● Given instruction:
Copy every line of the listing that holds the string "Authentication".

Stored data

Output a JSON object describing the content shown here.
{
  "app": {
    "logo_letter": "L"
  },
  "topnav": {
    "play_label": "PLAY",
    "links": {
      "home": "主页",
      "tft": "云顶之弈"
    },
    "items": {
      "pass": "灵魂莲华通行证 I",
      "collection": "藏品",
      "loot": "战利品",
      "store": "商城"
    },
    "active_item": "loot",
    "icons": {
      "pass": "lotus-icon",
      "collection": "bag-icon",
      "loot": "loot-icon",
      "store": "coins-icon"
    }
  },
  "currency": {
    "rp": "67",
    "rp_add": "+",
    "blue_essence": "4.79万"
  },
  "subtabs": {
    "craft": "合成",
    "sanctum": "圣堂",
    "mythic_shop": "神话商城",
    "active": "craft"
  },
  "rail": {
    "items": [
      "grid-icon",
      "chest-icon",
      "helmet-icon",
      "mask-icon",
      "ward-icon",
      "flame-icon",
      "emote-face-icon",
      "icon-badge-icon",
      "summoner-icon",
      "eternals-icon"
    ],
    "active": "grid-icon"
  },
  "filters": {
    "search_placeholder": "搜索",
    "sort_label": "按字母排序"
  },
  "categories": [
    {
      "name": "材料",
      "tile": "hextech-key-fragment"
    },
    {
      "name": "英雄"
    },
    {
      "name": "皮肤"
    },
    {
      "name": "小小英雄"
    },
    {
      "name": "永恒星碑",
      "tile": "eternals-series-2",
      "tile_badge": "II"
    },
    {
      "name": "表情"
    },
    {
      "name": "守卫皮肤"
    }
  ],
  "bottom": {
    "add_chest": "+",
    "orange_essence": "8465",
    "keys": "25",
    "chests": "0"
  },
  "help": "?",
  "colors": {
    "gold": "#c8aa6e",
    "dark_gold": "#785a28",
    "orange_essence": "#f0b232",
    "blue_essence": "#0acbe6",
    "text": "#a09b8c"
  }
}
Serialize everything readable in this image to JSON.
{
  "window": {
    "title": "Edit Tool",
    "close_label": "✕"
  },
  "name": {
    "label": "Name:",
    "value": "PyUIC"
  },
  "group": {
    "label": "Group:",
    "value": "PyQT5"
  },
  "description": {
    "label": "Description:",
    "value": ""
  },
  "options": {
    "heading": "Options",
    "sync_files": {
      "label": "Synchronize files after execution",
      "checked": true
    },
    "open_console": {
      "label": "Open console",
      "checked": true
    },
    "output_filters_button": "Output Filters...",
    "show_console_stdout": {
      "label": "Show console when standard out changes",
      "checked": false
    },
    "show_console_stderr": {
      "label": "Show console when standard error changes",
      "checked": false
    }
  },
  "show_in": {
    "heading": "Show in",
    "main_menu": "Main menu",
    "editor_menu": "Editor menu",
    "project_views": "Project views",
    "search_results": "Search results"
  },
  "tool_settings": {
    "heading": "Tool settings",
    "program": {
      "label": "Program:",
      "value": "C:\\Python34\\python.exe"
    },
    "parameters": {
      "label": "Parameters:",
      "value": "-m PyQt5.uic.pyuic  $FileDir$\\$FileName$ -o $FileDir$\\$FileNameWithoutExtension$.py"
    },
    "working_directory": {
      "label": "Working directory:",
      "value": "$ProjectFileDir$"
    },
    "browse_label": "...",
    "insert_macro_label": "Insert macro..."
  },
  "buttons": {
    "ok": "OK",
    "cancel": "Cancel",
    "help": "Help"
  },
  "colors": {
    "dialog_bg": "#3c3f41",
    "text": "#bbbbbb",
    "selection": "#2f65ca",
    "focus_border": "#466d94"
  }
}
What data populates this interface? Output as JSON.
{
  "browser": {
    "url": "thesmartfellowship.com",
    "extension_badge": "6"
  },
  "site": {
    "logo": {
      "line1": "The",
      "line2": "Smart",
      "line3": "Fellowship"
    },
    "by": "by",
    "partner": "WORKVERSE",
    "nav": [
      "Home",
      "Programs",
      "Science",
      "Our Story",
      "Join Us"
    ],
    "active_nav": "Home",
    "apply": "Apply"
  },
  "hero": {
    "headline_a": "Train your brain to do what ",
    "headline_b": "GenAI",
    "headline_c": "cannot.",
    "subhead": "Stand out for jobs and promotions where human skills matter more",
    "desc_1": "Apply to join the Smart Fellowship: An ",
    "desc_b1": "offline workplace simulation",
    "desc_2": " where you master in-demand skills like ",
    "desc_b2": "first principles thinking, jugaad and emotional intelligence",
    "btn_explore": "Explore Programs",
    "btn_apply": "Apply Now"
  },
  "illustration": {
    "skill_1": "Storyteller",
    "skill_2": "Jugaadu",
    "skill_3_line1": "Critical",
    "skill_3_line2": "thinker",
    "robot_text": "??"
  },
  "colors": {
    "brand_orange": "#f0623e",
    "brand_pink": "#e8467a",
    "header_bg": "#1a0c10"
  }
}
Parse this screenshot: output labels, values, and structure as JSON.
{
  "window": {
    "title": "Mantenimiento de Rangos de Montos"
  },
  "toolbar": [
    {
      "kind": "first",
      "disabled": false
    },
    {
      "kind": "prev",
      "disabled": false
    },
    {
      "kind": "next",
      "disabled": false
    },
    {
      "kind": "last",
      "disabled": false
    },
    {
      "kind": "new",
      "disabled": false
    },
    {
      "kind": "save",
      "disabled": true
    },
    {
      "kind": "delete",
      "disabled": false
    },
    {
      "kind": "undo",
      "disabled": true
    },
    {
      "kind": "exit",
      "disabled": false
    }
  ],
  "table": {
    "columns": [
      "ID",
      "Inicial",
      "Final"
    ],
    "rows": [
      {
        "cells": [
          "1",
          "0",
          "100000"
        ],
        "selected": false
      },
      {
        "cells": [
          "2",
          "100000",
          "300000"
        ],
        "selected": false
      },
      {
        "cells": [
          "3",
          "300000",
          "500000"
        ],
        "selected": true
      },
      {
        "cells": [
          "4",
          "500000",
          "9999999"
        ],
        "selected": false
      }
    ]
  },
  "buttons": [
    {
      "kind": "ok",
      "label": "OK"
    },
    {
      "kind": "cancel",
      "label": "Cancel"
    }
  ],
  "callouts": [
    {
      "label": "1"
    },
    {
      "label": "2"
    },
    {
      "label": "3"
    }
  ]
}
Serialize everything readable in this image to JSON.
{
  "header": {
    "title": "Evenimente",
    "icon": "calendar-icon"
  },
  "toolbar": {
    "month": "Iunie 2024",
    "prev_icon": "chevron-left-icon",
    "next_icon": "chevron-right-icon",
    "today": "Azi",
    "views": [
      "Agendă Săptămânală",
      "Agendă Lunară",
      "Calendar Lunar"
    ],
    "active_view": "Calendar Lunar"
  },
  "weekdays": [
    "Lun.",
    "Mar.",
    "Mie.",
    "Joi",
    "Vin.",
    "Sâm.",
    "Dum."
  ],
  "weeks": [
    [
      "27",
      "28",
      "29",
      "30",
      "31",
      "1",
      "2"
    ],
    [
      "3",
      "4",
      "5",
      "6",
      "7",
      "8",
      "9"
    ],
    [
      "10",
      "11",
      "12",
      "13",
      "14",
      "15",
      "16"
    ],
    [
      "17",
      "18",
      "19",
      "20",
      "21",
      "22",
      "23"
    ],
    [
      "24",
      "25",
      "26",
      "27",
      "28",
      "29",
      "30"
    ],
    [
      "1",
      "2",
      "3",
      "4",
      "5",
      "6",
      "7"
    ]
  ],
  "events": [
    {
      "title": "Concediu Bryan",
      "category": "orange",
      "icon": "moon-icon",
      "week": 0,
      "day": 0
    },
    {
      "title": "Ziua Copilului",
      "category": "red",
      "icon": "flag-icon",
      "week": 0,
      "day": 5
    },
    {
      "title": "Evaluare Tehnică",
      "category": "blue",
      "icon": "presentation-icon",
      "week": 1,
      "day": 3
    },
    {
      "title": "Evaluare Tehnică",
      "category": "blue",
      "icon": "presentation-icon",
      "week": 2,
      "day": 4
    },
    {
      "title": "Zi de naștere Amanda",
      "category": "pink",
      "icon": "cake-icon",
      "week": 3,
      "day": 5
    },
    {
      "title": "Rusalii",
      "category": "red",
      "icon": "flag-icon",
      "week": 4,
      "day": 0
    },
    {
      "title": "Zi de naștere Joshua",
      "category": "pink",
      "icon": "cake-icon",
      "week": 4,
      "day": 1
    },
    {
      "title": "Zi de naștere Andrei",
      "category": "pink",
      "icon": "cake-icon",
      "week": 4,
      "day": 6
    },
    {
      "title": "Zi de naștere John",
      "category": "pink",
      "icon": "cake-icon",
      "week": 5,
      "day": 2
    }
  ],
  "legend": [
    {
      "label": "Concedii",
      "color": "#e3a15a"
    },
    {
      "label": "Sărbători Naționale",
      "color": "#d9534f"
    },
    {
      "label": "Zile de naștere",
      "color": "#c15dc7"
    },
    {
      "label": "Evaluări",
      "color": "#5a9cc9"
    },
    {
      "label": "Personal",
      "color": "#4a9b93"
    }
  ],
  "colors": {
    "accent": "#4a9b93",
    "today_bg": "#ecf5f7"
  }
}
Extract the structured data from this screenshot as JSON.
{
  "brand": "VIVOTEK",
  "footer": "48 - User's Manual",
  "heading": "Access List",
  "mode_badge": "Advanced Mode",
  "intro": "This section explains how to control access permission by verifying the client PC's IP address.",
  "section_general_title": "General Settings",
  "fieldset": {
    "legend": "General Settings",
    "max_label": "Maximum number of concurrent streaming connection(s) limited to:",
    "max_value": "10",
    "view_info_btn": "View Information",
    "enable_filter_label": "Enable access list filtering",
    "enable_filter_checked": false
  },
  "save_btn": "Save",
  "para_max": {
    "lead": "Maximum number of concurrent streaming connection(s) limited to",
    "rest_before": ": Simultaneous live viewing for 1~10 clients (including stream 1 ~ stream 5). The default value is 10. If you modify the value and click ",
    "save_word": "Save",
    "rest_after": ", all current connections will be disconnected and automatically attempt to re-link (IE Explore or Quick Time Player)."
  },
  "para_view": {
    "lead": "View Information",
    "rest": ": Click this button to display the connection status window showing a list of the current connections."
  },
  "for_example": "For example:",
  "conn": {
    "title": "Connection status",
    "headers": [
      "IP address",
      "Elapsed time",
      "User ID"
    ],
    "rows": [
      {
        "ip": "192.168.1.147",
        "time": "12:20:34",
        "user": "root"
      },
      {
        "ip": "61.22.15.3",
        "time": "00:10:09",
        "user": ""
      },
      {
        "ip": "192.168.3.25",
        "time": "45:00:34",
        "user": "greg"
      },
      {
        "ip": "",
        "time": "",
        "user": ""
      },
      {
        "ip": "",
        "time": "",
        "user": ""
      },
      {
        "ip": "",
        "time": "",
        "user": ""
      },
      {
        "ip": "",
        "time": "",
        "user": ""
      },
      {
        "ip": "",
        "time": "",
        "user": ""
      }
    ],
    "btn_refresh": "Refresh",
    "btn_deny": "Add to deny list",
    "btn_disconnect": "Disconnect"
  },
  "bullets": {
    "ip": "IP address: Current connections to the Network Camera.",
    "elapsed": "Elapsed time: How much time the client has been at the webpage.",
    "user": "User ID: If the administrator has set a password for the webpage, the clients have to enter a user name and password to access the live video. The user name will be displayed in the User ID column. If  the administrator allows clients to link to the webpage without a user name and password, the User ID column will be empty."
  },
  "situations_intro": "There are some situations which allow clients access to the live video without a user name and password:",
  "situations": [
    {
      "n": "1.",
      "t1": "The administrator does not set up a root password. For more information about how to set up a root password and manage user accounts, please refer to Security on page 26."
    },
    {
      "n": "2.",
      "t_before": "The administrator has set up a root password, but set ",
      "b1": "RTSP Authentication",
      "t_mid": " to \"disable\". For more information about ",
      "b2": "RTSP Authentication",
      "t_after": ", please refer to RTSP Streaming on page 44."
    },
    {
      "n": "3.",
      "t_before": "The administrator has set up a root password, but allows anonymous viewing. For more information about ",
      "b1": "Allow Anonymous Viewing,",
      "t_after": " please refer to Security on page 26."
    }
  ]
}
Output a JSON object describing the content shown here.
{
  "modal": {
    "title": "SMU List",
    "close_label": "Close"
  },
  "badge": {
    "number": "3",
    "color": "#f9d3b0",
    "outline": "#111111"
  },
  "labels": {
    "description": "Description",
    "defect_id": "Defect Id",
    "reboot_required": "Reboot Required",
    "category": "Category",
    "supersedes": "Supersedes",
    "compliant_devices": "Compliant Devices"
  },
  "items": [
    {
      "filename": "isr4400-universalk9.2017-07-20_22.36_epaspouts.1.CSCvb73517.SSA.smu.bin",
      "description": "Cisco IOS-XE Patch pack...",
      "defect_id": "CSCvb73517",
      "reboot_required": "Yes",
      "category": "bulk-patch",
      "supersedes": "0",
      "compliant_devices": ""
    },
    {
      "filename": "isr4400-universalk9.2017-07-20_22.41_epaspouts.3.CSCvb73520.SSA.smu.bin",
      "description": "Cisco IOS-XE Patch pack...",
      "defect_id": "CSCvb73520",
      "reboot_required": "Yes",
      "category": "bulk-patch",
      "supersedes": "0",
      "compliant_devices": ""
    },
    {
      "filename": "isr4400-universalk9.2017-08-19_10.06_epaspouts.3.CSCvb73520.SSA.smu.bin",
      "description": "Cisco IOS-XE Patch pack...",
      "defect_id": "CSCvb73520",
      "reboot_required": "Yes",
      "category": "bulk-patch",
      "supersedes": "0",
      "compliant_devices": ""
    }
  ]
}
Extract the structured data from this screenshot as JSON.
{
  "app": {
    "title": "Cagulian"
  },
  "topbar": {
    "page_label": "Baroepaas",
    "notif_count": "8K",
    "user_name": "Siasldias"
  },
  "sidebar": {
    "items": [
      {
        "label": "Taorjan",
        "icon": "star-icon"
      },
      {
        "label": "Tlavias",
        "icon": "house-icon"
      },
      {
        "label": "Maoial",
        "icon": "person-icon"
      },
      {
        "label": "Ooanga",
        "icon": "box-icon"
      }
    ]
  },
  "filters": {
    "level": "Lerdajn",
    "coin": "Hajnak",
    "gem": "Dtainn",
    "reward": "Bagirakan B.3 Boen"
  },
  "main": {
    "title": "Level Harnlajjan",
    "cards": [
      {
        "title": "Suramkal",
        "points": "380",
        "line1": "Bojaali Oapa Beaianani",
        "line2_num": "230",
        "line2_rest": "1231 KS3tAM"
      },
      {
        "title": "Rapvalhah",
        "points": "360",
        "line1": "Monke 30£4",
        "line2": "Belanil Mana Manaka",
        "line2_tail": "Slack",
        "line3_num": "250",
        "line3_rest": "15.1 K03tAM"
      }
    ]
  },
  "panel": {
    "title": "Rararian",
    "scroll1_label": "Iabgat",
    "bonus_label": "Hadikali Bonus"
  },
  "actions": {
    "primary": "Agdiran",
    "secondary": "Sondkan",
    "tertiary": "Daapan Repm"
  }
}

● Result of this task:
      "b1": "RTSP Authentication",
      "b2": "RTSP Authentication",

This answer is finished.